Quote the listing below in its entirety, omitting every image.

[Records supplied start]

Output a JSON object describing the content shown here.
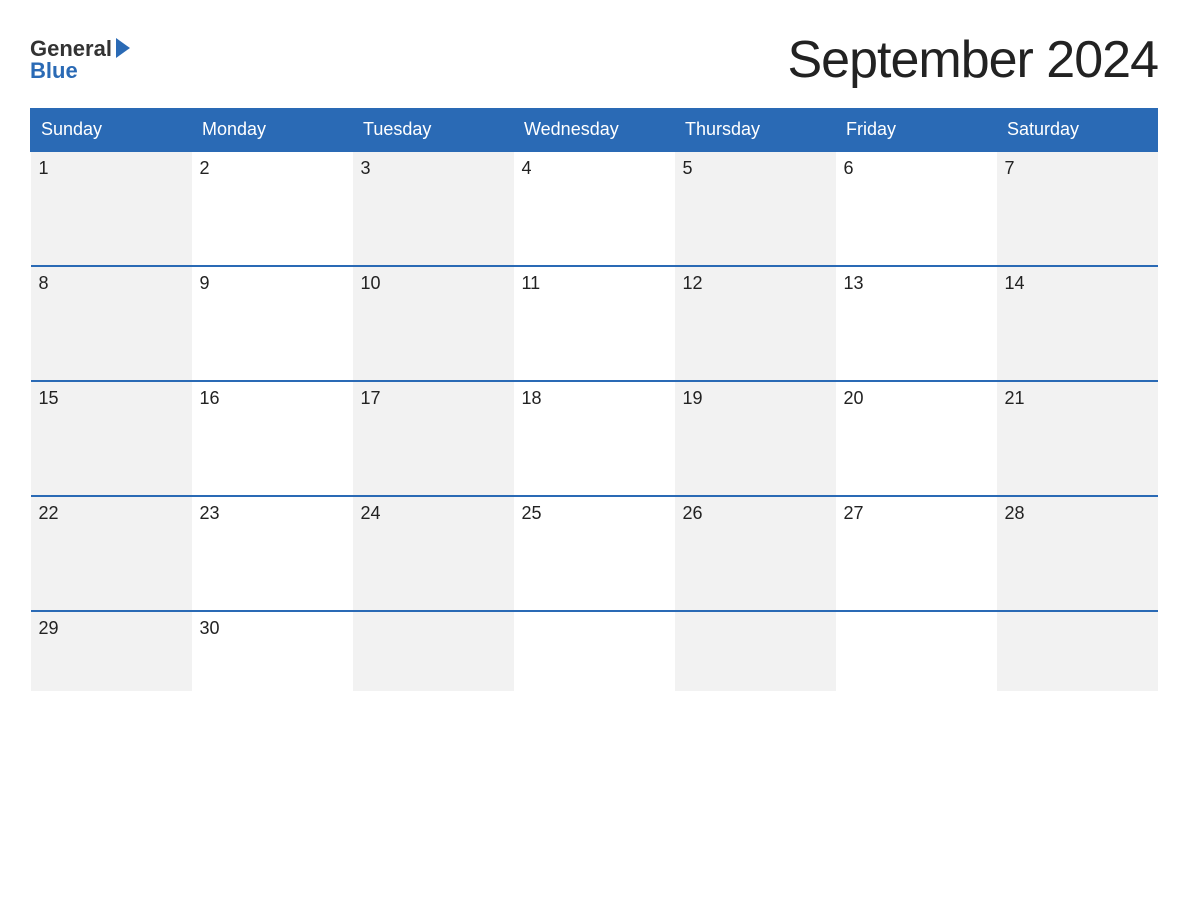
{
  "header": {
    "logo": {
      "general": "General",
      "triangle": "",
      "blue": "Blue"
    },
    "title": "September 2024"
  },
  "calendar": {
    "days_of_week": [
      "Sunday",
      "Monday",
      "Tuesday",
      "Wednesday",
      "Thursday",
      "Friday",
      "Saturday"
    ],
    "weeks": [
      [
        {
          "day": "1",
          "grey": true
        },
        {
          "day": "2",
          "grey": false
        },
        {
          "day": "3",
          "grey": true
        },
        {
          "day": "4",
          "grey": false
        },
        {
          "day": "5",
          "grey": true
        },
        {
          "day": "6",
          "grey": false
        },
        {
          "day": "7",
          "grey": true
        }
      ],
      [
        {
          "day": "8",
          "grey": true
        },
        {
          "day": "9",
          "grey": false
        },
        {
          "day": "10",
          "grey": true
        },
        {
          "day": "11",
          "grey": false
        },
        {
          "day": "12",
          "grey": true
        },
        {
          "day": "13",
          "grey": false
        },
        {
          "day": "14",
          "grey": true
        }
      ],
      [
        {
          "day": "15",
          "grey": true
        },
        {
          "day": "16",
          "grey": false
        },
        {
          "day": "17",
          "grey": true
        },
        {
          "day": "18",
          "grey": false
        },
        {
          "day": "19",
          "grey": true
        },
        {
          "day": "20",
          "grey": false
        },
        {
          "day": "21",
          "grey": true
        }
      ],
      [
        {
          "day": "22",
          "grey": true
        },
        {
          "day": "23",
          "grey": false
        },
        {
          "day": "24",
          "grey": true
        },
        {
          "day": "25",
          "grey": false
        },
        {
          "day": "26",
          "grey": true
        },
        {
          "day": "27",
          "grey": false
        },
        {
          "day": "28",
          "grey": true
        }
      ],
      [
        {
          "day": "29",
          "grey": true
        },
        {
          "day": "30",
          "grey": false
        },
        {
          "day": "",
          "grey": true
        },
        {
          "day": "",
          "grey": false
        },
        {
          "day": "",
          "grey": true
        },
        {
          "day": "",
          "grey": false
        },
        {
          "day": "",
          "grey": true
        }
      ]
    ]
  }
}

[Records supplied end]

## Answer
Output a JSON object describing the content shown here.
{
  "header": {
    "logo": {
      "general": "General",
      "triangle": "",
      "blue": "Blue"
    },
    "title": "September 2024"
  },
  "calendar": {
    "days_of_week": [
      "Sunday",
      "Monday",
      "Tuesday",
      "Wednesday",
      "Thursday",
      "Friday",
      "Saturday"
    ],
    "weeks": [
      [
        {
          "day": "1",
          "grey": true
        },
        {
          "day": "2",
          "grey": false
        },
        {
          "day": "3",
          "grey": true
        },
        {
          "day": "4",
          "grey": false
        },
        {
          "day": "5",
          "grey": true
        },
        {
          "day": "6",
          "grey": false
        },
        {
          "day": "7",
          "grey": true
        }
      ],
      [
        {
          "day": "8",
          "grey": true
        },
        {
          "day": "9",
          "grey": false
        },
        {
          "day": "10",
          "grey": true
        },
        {
          "day": "11",
          "grey": false
        },
        {
          "day": "12",
          "grey": true
        },
        {
          "day": "13",
          "grey": false
        },
        {
          "day": "14",
          "grey": true
        }
      ],
      [
        {
          "day": "15",
          "grey": true
        },
        {
          "day": "16",
          "grey": false
        },
        {
          "day": "17",
          "grey": true
        },
        {
          "day": "18",
          "grey": false
        },
        {
          "day": "19",
          "grey": true
        },
        {
          "day": "20",
          "grey": false
        },
        {
          "day": "21",
          "grey": true
        }
      ],
      [
        {
          "day": "22",
          "grey": true
        },
        {
          "day": "23",
          "grey": false
        },
        {
          "day": "24",
          "grey": true
        },
        {
          "day": "25",
          "grey": false
        },
        {
          "day": "26",
          "grey": true
        },
        {
          "day": "27",
          "grey": false
        },
        {
          "day": "28",
          "grey": true
        }
      ],
      [
        {
          "day": "29",
          "grey": true
        },
        {
          "day": "30",
          "grey": false
        },
        {
          "day": "",
          "grey": true
        },
        {
          "day": "",
          "grey": false
        },
        {
          "day": "",
          "grey": true
        },
        {
          "day": "",
          "grey": false
        },
        {
          "day": "",
          "grey": true
        }
      ]
    ]
  }
}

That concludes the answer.